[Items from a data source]
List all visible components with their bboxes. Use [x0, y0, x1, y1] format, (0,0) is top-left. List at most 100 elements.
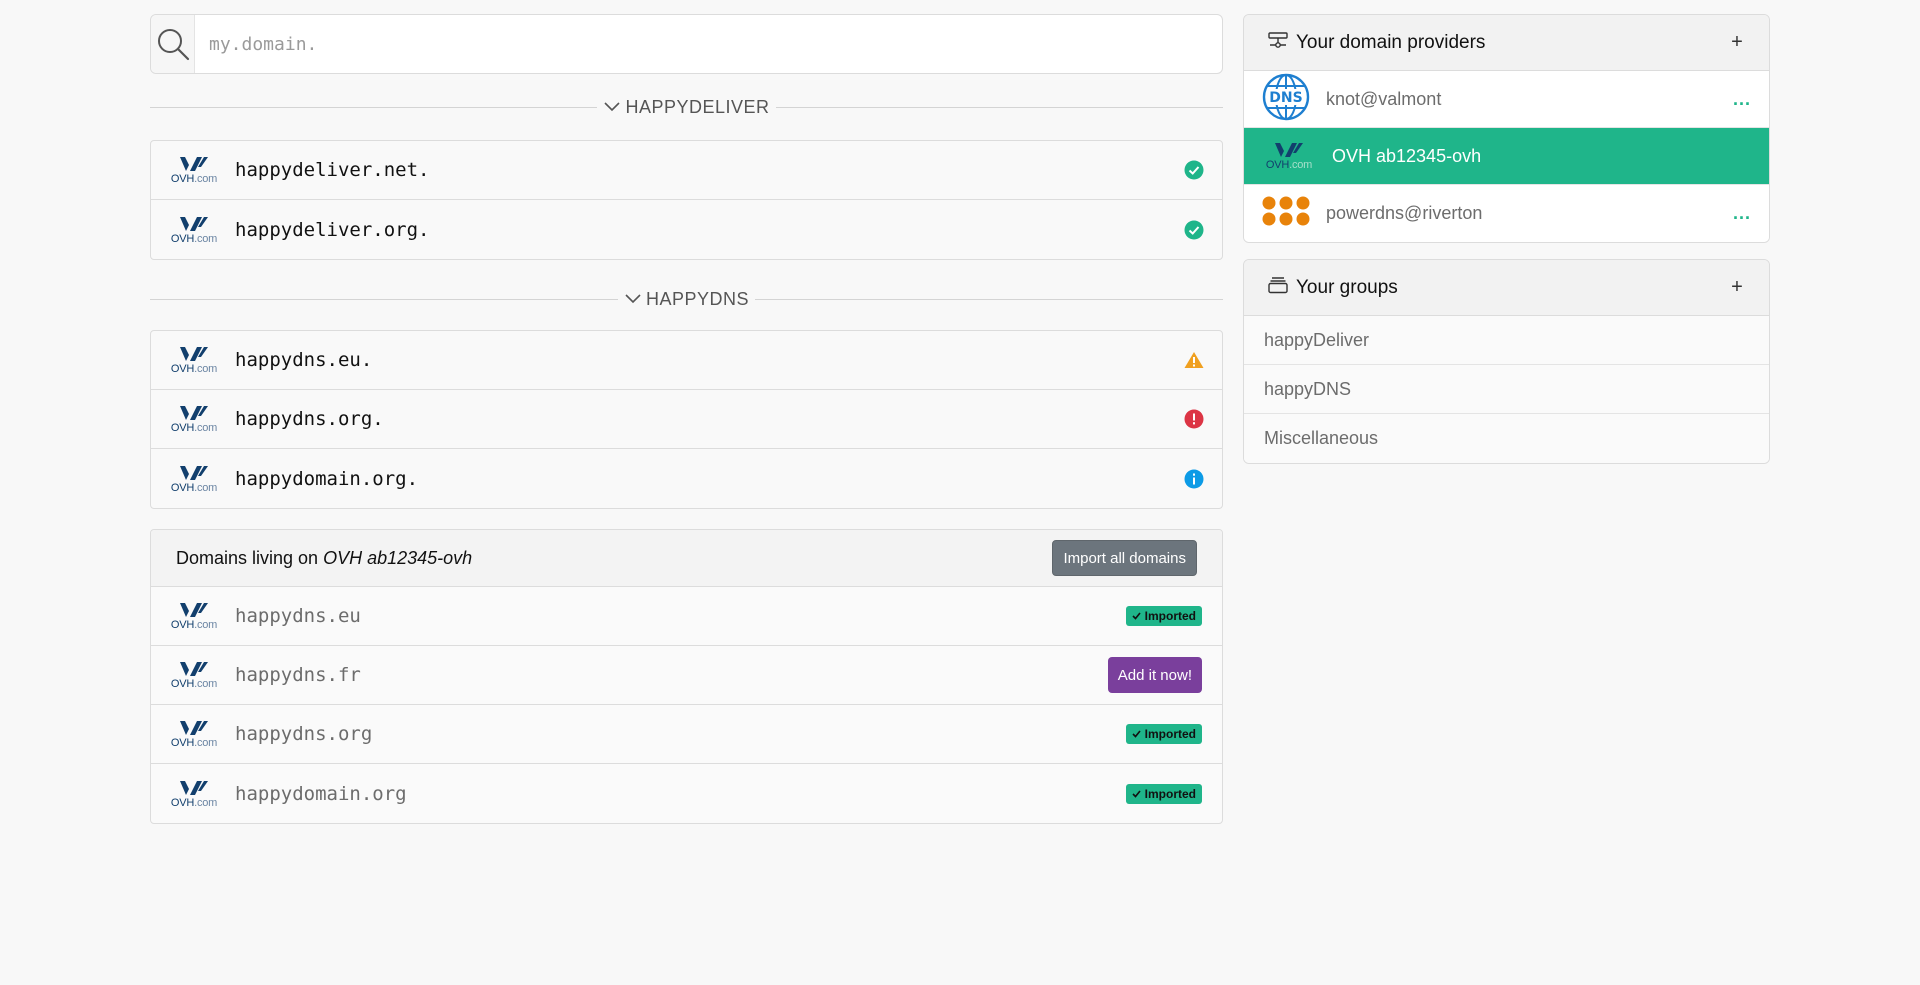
- imported-badge-label: Imported: [1144, 786, 1196, 801]
- group-label: HAPPYDELIVER: [625, 96, 770, 117]
- check-circle-icon: [1184, 220, 1204, 240]
- provider-name: powerdns@riverton: [1326, 203, 1483, 223]
- providers-icon: [1268, 31, 1288, 54]
- groups-card-header: Your groups +: [1244, 260, 1769, 316]
- imported-badge-label: Imported: [1144, 609, 1196, 623]
- ovh-logo-icon: OVH.com: [167, 655, 221, 695]
- ovh-logo-icon: OVH.com: [167, 150, 221, 190]
- check-icon: [1132, 789, 1141, 798]
- provider-domain-item: OVH.com happydns.fr Add it now!: [151, 646, 1222, 705]
- group-item[interactable]: happyDeliver: [1244, 316, 1769, 365]
- provider-name: knot@valmont: [1326, 88, 1442, 109]
- ovh-brand: OVH: [170, 232, 195, 245]
- domain-item[interactable]: OVH.com happydns.eu.: [151, 331, 1222, 390]
- provider-item-ovh[interactable]: OVH.com OVH ab12345-ovh: [1244, 128, 1769, 185]
- domain-item[interactable]: OVH.com happydomain.org.: [151, 449, 1222, 508]
- add-domain-button[interactable]: Add it now!: [1107, 657, 1202, 693]
- domain-item[interactable]: OVH.com happydns.org.: [151, 390, 1222, 449]
- ovh-logo-icon: OVH.com: [167, 459, 221, 499]
- check-icon: [1132, 612, 1141, 620]
- ovh-logo-icon: OVH.com: [167, 596, 221, 636]
- chevron-down-icon: [624, 289, 642, 310]
- ovh-brand: OVH: [170, 619, 195, 631]
- provider-domain-item: OVH.com happydomain.org Imported: [151, 764, 1222, 823]
- groups-card: Your groups + happyDeliver happyDNS Misc…: [1243, 259, 1770, 464]
- ovh-logo-icon: OVH.com: [1262, 136, 1316, 176]
- provider-domains-header: Domains living on OVH ab12345-ovh Import…: [151, 530, 1222, 587]
- groups-title: Your groups: [1296, 276, 1398, 298]
- ovh-suffix: .com: [194, 232, 218, 245]
- imported-badge: Imported: [1125, 606, 1202, 626]
- dns-logo-text: DNS: [1269, 90, 1302, 106]
- check-icon: [1132, 730, 1141, 738]
- domain-list-happydns: OVH.com happydns.eu. OVH.com happydns.or…: [150, 330, 1223, 509]
- ovh-brand: OVH: [170, 422, 195, 434]
- ovh-suffix: .com: [194, 678, 218, 690]
- ovh-brand: OVH: [170, 737, 195, 749]
- ovh-suffix: .com: [1289, 159, 1313, 171]
- imported-badge-label: Imported: [1144, 727, 1196, 741]
- provider-domain-item: OVH.com happydns.org Imported: [151, 705, 1222, 764]
- domain-name: happydomain.org.: [235, 467, 419, 490]
- group-header-happydeliver[interactable]: HAPPYDELIVER: [150, 84, 1223, 130]
- domain-name: happydeliver.net.: [235, 159, 430, 181]
- ovh-brand: OVH: [170, 796, 195, 809]
- ovh-suffix: .com: [194, 481, 218, 494]
- ovh-suffix: .com: [194, 363, 218, 375]
- ovh-logo-icon: OVH.com: [167, 210, 221, 250]
- domain-item[interactable]: OVH.com happydeliver.org.: [151, 200, 1222, 259]
- domain-name: happydns.eu.: [235, 349, 373, 371]
- ovh-suffix: .com: [194, 619, 218, 631]
- provider-menu-button[interactable]: ...: [1733, 89, 1751, 110]
- ovh-logo-icon: OVH.com: [167, 774, 221, 814]
- provider-domains-title-prefix: Domains living on: [176, 547, 319, 568]
- provider-item-knot[interactable]: DNS knot@valmont ...: [1244, 71, 1769, 128]
- add-provider-button[interactable]: +: [1725, 31, 1749, 54]
- imported-badge: Imported: [1125, 783, 1202, 804]
- group-item[interactable]: happyDNS: [1244, 365, 1769, 414]
- ovh-suffix: .com: [194, 796, 218, 809]
- search-icon[interactable]: [151, 15, 195, 73]
- providers-card-header: Your domain providers +: [1244, 15, 1769, 71]
- provider-domains-panel: Domains living on OVH ab12345-ovh Import…: [150, 529, 1223, 824]
- group-item[interactable]: Miscellaneous: [1244, 414, 1769, 463]
- ovh-logo-icon: OVH.com: [167, 340, 221, 380]
- check-circle-icon: [1184, 160, 1204, 180]
- chevron-down-icon: [603, 97, 621, 118]
- ovh-suffix: .com: [194, 737, 218, 749]
- provider-domain-item: OVH.com happydns.eu Imported: [151, 587, 1222, 646]
- warning-triangle-icon: [1184, 350, 1204, 370]
- import-all-domains-button[interactable]: Import all domains: [1052, 540, 1197, 576]
- provider-menu-button[interactable]: ...: [1733, 203, 1751, 224]
- imported-badge: Imported: [1125, 724, 1202, 744]
- ovh-brand: OVH: [1265, 159, 1290, 171]
- domain-item[interactable]: OVH.com happydeliver.net.: [151, 141, 1222, 200]
- dns-globe-icon: DNS: [1262, 73, 1310, 126]
- provider-domain-name: happydns.org: [235, 723, 373, 745]
- main-column: HAPPYDELIVER OVH.com happydeliver.net. O…: [150, 14, 1223, 824]
- domain-list-happydeliver: OVH.com happydeliver.net. OVH.com happyd…: [150, 140, 1223, 260]
- search-input[interactable]: [195, 16, 1222, 72]
- domain-name: happydeliver.org.: [235, 218, 430, 241]
- provider-domain-name: happydns.eu: [235, 605, 361, 627]
- providers-card: Your domain providers + DNS knot@valmont…: [1243, 14, 1770, 243]
- ovh-brand: OVH: [170, 363, 195, 375]
- folder-stack-icon: [1268, 276, 1288, 299]
- provider-name: OVH ab12345-ovh: [1332, 145, 1482, 166]
- add-group-button[interactable]: +: [1725, 276, 1749, 299]
- providers-title: Your domain providers: [1296, 31, 1486, 53]
- ovh-logo-icon: OVH.com: [167, 714, 221, 754]
- ovh-suffix: .com: [194, 173, 218, 185]
- provider-item-powerdns[interactable]: powerdns@riverton ...: [1244, 185, 1769, 242]
- powerdns-logo-icon: [1262, 195, 1310, 232]
- provider-domain-name: happydomain.org: [235, 782, 407, 805]
- ovh-logo-icon: OVH.com: [167, 399, 221, 439]
- provider-domains-title: Domains living on OVH ab12345-ovh: [176, 548, 1052, 569]
- provider-domain-name: happydns.fr: [235, 664, 361, 686]
- group-label: HAPPYDNS: [645, 288, 750, 309]
- ovh-brand: OVH: [170, 678, 195, 690]
- group-header-happydns[interactable]: HAPPYDNS: [150, 276, 1223, 322]
- error-circle-icon: [1184, 409, 1204, 429]
- info-circle-icon: [1184, 469, 1204, 489]
- ovh-brand: OVH: [170, 481, 195, 494]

[WHAT THIS TASK INVOLVES]: Return these lines word for word, covering every record, and omit the pictures.

[OUTPUT OF THE EXERCISE]:
List all visible components with their bboxes. Use [x0, y0, x1, y1] format, (0,0) is top-left. List at most 100 elements.
- imported-badge-label: Imported: [1144, 786, 1196, 801]
- group-label: HAPPYDELIVER: [625, 96, 770, 117]
- check-circle-icon: [1184, 220, 1204, 240]
- provider-name: powerdns@riverton: [1326, 203, 1483, 223]
- providers-icon: [1268, 31, 1288, 54]
- groups-card-header: Your groups +: [1244, 260, 1769, 316]
- imported-badge-label: Imported: [1144, 609, 1196, 623]
- ovh-logo-icon: OVH.com: [167, 655, 221, 695]
- ovh-logo-icon: OVH.com: [167, 150, 221, 190]
- check-icon: [1132, 789, 1141, 798]
- provider-domain-item: OVH.com happydns.fr Add it now!: [151, 646, 1222, 705]
- group-item[interactable]: happyDeliver: [1244, 316, 1769, 365]
- provider-name: knot@valmont: [1326, 88, 1442, 109]
- ovh-brand: OVH: [170, 232, 195, 245]
- domain-item[interactable]: OVH.com happydns.eu.: [151, 331, 1222, 390]
- provider-item-ovh[interactable]: OVH.com OVH ab12345-ovh: [1244, 128, 1769, 185]
- domain-item[interactable]: OVH.com happydomain.org.: [151, 449, 1222, 508]
- add-domain-button[interactable]: Add it now!: [1107, 657, 1202, 693]
- domain-item[interactable]: OVH.com happydns.org.: [151, 390, 1222, 449]
- ovh-logo-icon: OVH.com: [167, 459, 221, 499]
- check-icon: [1132, 612, 1141, 620]
- ovh-logo-icon: OVH.com: [167, 596, 221, 636]
- chevron-down-icon: [624, 289, 642, 310]
- ovh-brand: OVH: [170, 619, 195, 631]
- provider-domain-item: OVH.com happydomain.org Imported: [151, 764, 1222, 823]
- groups-card: Your groups + happyDeliver happyDNS Misc…: [1243, 259, 1770, 464]
- ovh-logo-icon: OVH.com: [1262, 136, 1316, 176]
- provider-domains-header: Domains living on OVH ab12345-ovh Import…: [151, 530, 1222, 587]
- groups-title: Your groups: [1296, 276, 1398, 298]
- ovh-suffix: .com: [194, 232, 218, 245]
- imported-badge: Imported: [1125, 606, 1202, 626]
- dns-logo-text: DNS: [1269, 90, 1302, 106]
- check-icon: [1132, 730, 1141, 738]
- domain-list-happydns: OVH.com happydns.eu. OVH.com happydns.or…: [150, 330, 1223, 509]
- ovh-brand: OVH: [170, 422, 195, 434]
- ovh-suffix: .com: [194, 678, 218, 690]
- ovh-brand: OVH: [170, 737, 195, 749]
- ovh-suffix: .com: [1289, 159, 1313, 171]
- imported-badge-label: Imported: [1144, 727, 1196, 741]
- provider-domain-item: OVH.com happydns.org Imported: [151, 705, 1222, 764]
- domain-name: happydomain.org.: [235, 467, 419, 490]
- group-header-happydeliver[interactable]: HAPPYDELIVER: [150, 84, 1223, 130]
- domain-name: happydeliver.net.: [235, 159, 430, 181]
- ovh-brand: OVH: [170, 796, 195, 809]
- ovh-suffix: .com: [194, 481, 218, 494]
- ovh-suffix: .com: [194, 363, 218, 375]
- ovh-logo-icon: OVH.com: [167, 210, 221, 250]
- domain-item[interactable]: OVH.com happydeliver.org.: [151, 200, 1222, 259]
- domain-name: happydns.eu.: [235, 349, 373, 371]
- ovh-suffix: .com: [194, 619, 218, 631]
- provider-menu-button[interactable]: ...: [1733, 89, 1751, 110]
- ovh-logo-icon: OVH.com: [167, 774, 221, 814]
- provider-domains-title-prefix: Domains living on: [176, 547, 319, 568]
- provider-item-knot[interactable]: DNS knot@valmont ...: [1244, 71, 1769, 128]
- add-provider-button[interactable]: +: [1725, 31, 1749, 54]
- imported-badge: Imported: [1125, 783, 1202, 804]
- group-item[interactable]: happyDNS: [1244, 365, 1769, 414]
- ovh-suffix: .com: [194, 796, 218, 809]
- search-icon[interactable]: [151, 15, 195, 73]
- providers-card-header: Your domain providers +: [1244, 15, 1769, 71]
- provider-domains-panel: Domains living on OVH ab12345-ovh Import…: [150, 529, 1223, 824]
- group-item[interactable]: Miscellaneous: [1244, 414, 1769, 463]
- ovh-logo-icon: OVH.com: [167, 340, 221, 380]
- check-circle-icon: [1184, 160, 1204, 180]
- chevron-down-icon: [603, 97, 621, 118]
- ovh-suffix: .com: [194, 737, 218, 749]
- provider-domain-item: OVH.com happydns.eu Imported: [151, 587, 1222, 646]
- warning-triangle-icon: [1184, 350, 1204, 370]
- import-all-domains-button[interactable]: Import all domains: [1052, 540, 1197, 576]
- provider-menu-button[interactable]: ...: [1733, 203, 1751, 224]
- imported-badge: Imported: [1125, 724, 1202, 744]
- ovh-brand: OVH: [1265, 159, 1290, 171]
- domain-item[interactable]: OVH.com happydeliver.net.: [151, 141, 1222, 200]
- dns-globe-icon: DNS: [1262, 73, 1310, 126]
- provider-domain-name: happydns.org: [235, 723, 373, 745]
- main-column: HAPPYDELIVER OVH.com happydeliver.net. O…: [150, 14, 1223, 824]
- domain-list-happydeliver: OVH.com happydeliver.net. OVH.com happyd…: [150, 140, 1223, 260]
- search-input[interactable]: [195, 16, 1222, 72]
- domain-name: happydeliver.org.: [235, 218, 430, 241]
- provider-domain-name: happydns.eu: [235, 605, 361, 627]
- providers-card: Your domain providers + DNS knot@valmont…: [1243, 14, 1770, 243]
- ovh-brand: OVH: [170, 363, 195, 375]
- folder-stack-icon: [1268, 276, 1288, 299]
- provider-name: OVH ab12345-ovh: [1332, 145, 1482, 166]
- add-group-button[interactable]: +: [1725, 276, 1749, 299]
- providers-title: Your domain providers: [1296, 31, 1486, 53]
- ovh-logo-icon: OVH.com: [167, 714, 221, 754]
- ovh-suffix: .com: [194, 173, 218, 185]
- provider-item-powerdns[interactable]: powerdns@riverton ...: [1244, 185, 1769, 242]
- powerdns-logo-icon: [1262, 195, 1310, 232]
- provider-domain-name: happydomain.org: [235, 782, 407, 805]
- ovh-logo-icon: OVH.com: [167, 399, 221, 439]
- provider-domains-title: Domains living on OVH ab12345-ovh: [176, 548, 1052, 569]
- provider-domain-name: happydns.fr: [235, 664, 361, 686]
- group-label: HAPPYDNS: [645, 288, 750, 309]
- ovh-brand: OVH: [170, 678, 195, 690]
- group-header-happydns[interactable]: HAPPYDNS: [150, 276, 1223, 322]
- error-circle-icon: [1184, 409, 1204, 429]
- info-circle-icon: [1184, 469, 1204, 489]
- ovh-brand: OVH: [170, 481, 195, 494]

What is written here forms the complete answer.